=== EXTRAIT DU TEXTE ===
•••••
Cette lecture rejaillit sur son interprétation de l’expression : ἐπορεύθησαν οἱ δύο ἅμα (« ils marchèrent tous deux ensemble » ; Gn 22, 6) 203. Philon la glose en l’amplifiant, grâce à un nouveau jeu de symétrie sur le corps et l’âme : βαδίζοντες δ’ ἰσοταχῶς οὐ τοῖς σώμασι μᾶλλον ἢ ταῖς διανοίαις (« marchant à la même vitesse, moins dans leurs corps que dans leurs intelligences » ; § 172). Il n’y a de vertu véritable que si ce qui s’exprime par le corps renvoie à une perfection aussi grande, et même ici plus grande, dans l’âme. Il ne s’agit pas d’allégorie mais d’un souci de représenter le caractère achevé de la vertu du sage, comme c’était déjà le cas dans le premier chapitre (§ 66) et comme le fait du reste le Targum du Pentateuque qui glose « tous deux ensemble, d’un cœur parfait » 204. L’éloge est d’autant plus appuyé qu’il y a comme un excès de l’âme sur le corps.
•••••
=== JEU DE DONNÉES ===
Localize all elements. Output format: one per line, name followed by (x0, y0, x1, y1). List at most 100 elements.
•••••
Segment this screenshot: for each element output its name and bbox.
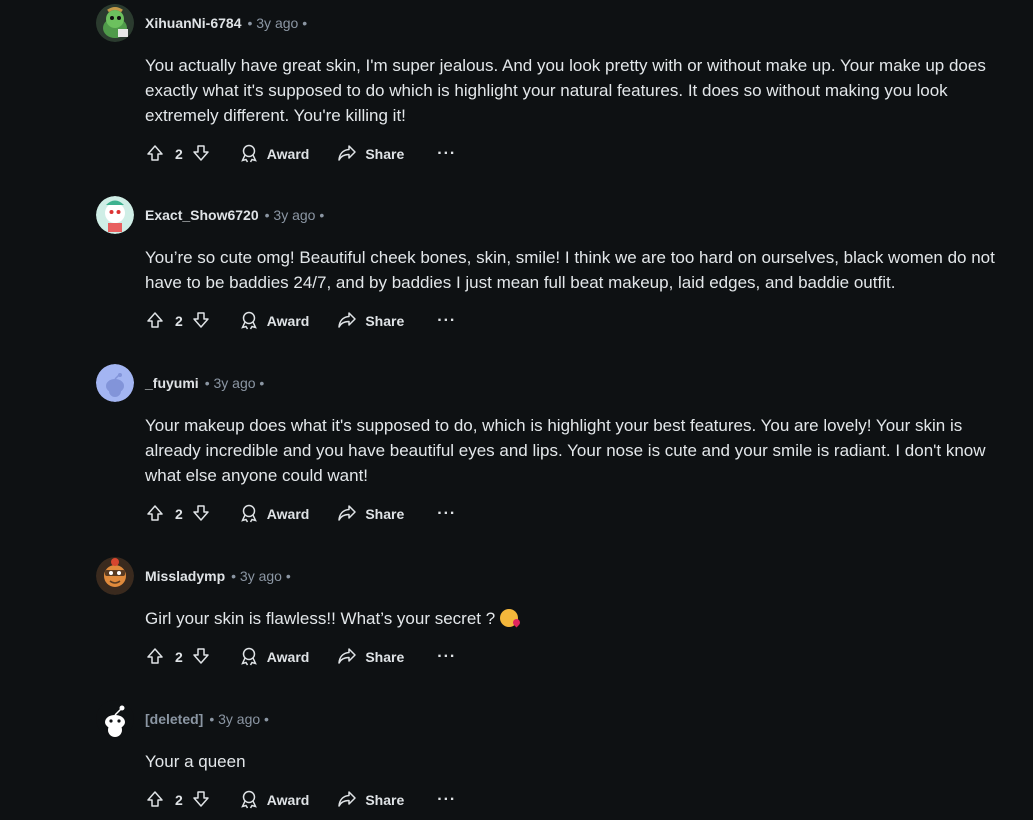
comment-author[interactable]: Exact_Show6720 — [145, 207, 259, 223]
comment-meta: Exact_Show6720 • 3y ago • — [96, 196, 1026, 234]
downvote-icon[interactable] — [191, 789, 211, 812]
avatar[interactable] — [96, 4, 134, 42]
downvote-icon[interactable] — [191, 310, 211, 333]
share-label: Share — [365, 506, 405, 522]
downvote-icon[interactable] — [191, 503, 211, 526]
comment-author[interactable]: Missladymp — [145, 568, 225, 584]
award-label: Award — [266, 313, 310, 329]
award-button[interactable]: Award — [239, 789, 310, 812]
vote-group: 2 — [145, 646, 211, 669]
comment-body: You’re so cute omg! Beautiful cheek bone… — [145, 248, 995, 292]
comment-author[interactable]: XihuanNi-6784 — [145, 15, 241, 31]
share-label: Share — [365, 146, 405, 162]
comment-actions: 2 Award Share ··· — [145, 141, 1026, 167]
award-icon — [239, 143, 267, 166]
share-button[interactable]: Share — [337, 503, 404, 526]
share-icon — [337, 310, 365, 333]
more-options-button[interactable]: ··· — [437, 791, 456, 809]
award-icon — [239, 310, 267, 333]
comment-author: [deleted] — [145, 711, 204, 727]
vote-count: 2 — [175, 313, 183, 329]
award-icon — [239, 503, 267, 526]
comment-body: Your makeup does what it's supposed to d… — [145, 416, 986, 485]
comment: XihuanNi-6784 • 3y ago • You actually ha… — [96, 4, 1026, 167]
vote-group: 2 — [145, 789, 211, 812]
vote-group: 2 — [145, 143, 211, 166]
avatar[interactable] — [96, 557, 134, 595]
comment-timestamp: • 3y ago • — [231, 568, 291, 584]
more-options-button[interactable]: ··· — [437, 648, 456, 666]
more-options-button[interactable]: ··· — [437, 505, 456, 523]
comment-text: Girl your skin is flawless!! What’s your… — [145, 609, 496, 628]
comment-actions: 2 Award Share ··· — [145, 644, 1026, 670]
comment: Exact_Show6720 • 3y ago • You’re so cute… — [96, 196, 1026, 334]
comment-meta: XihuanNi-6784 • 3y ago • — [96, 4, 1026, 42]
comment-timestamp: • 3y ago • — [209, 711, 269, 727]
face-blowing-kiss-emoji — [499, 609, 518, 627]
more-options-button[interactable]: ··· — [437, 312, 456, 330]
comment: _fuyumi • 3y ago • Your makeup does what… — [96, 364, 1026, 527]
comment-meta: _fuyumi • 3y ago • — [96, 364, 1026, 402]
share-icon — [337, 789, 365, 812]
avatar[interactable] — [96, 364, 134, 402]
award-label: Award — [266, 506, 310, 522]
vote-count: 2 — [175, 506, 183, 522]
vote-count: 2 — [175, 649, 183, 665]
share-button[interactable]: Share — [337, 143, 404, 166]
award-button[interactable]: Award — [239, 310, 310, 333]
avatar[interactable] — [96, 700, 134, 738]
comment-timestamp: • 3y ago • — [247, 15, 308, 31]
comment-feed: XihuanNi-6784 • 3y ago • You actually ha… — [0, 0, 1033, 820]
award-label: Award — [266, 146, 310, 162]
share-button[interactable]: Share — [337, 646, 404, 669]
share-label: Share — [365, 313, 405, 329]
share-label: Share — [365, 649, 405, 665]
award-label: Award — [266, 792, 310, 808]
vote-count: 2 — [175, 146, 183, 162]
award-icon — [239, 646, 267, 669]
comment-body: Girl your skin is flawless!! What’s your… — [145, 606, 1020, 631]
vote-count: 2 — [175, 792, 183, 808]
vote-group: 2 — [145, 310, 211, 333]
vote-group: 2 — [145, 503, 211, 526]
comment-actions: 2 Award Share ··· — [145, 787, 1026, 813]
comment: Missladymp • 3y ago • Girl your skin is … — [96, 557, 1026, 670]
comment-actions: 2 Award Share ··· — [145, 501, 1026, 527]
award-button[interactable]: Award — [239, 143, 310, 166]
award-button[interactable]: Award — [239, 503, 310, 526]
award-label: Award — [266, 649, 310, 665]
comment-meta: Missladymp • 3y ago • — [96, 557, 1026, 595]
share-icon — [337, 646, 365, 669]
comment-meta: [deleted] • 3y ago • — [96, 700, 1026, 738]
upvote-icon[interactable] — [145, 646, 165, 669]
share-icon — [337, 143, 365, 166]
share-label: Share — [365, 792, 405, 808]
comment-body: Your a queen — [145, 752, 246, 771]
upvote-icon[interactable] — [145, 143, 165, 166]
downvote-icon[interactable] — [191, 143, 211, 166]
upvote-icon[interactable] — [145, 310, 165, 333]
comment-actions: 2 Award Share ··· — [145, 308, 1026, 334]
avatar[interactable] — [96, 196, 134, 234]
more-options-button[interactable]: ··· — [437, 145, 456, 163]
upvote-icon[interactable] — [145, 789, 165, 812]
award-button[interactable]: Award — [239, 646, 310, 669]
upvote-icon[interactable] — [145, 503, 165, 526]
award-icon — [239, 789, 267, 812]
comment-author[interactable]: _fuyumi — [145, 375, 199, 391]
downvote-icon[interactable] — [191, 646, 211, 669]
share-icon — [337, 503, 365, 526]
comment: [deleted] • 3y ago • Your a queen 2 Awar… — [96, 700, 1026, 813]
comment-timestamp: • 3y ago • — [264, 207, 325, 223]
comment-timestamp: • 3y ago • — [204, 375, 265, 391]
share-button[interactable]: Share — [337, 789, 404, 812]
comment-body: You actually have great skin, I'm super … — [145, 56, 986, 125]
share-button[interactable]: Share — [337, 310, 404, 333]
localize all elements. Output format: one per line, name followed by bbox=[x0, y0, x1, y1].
•••••
=== OBJECTIF 1 ===
Recopiez à l'identique l'extrait du texte, depuis « Cette lecture rejaillit » jusqu'à « sur le corps. ».
=== OBJECTIF 2 ===
Mettez sous forme de liste JSON de chaînes les lignes du listing allant de celle qui contient « Segment this screenshot: for » jusqu'à celle qui contient « comment-author[interactable]: XihuanNi-6784 — », toutes deux incluses, à raison d'une chaîne par ligne et sans les lignes vides. Ne donnez que ces lignes et laissez les images de côté, s'il vous plaît.

=== RÉPONSE CORRECTE 1 ===
Cette lecture rejaillit sur son interprétation de l’expression : ἐπορεύθησαν οἱ δύο ἅμα (« ils marchèrent tous deux ensemble » ; Gn 22, 6) 203. Philon la glose en l’amplifiant, grâce à un nouveau jeu de symétrie sur le corps et l’âme : βαδίζοντες δ’ ἰσοταχῶς οὐ τοῖς σώμασι μᾶλλον ἢ ταῖς διανοίαις (« marchant à la même vitesse, moins dans leurs corps que dans leurs intelligences » ; § 172). Il n’y a de vertu véritable que si ce qui s’exprime par le corps renvoie à une perfection aussi grande, et même ici plus grande, dans l’âme. Il ne s’agit pas d’allégorie mais d’un souci de représenter le caractère achevé de la vertu du sage, comme c’était déjà le cas dans le premier chapitre (§ 66) et comme le fait du reste le Targum du Pentateuque qui glose « tous deux ensemble, d’un cœur parfait » 204. L’éloge est d’autant plus appuyé qu’il y a comme un excès de l’âme sur le corps.

=== RÉPONSE CORRECTE 2 ===
[
  "Segment this screenshot: for each element output its name and bbox.",
  "comment-author[interactable]: Exact_Show6720 — [145, 207, 259, 223]",
  "comment-meta: Exact_Show6720 • 3y ago • — [96, 196, 1026, 234]",
  "downvote-icon[interactable] — [191, 789, 211, 812]",
  "avatar[interactable] — [96, 4, 134, 42]",
  "downvote-icon[interactable] — [191, 310, 211, 333]",
  "share-label: Share — [365, 506, 405, 522]",
  "downvote-icon[interactable] — [191, 503, 211, 526]",
  "comment-author[interactable]: Missladymp — [145, 568, 225, 584]",
  "award-label: Award — [266, 313, 310, 329]",
  "award-button[interactable]: Award — [239, 789, 310, 812]",
  "vote-group: 2 — [145, 646, 211, 669]",
  "comment-body: You’re so cute omg! Beautiful cheek bone… — [145, 248, 995, 292]",
  "comment-author[interactable]: XihuanNi-6784 — [145, 15, 241, 31]"
]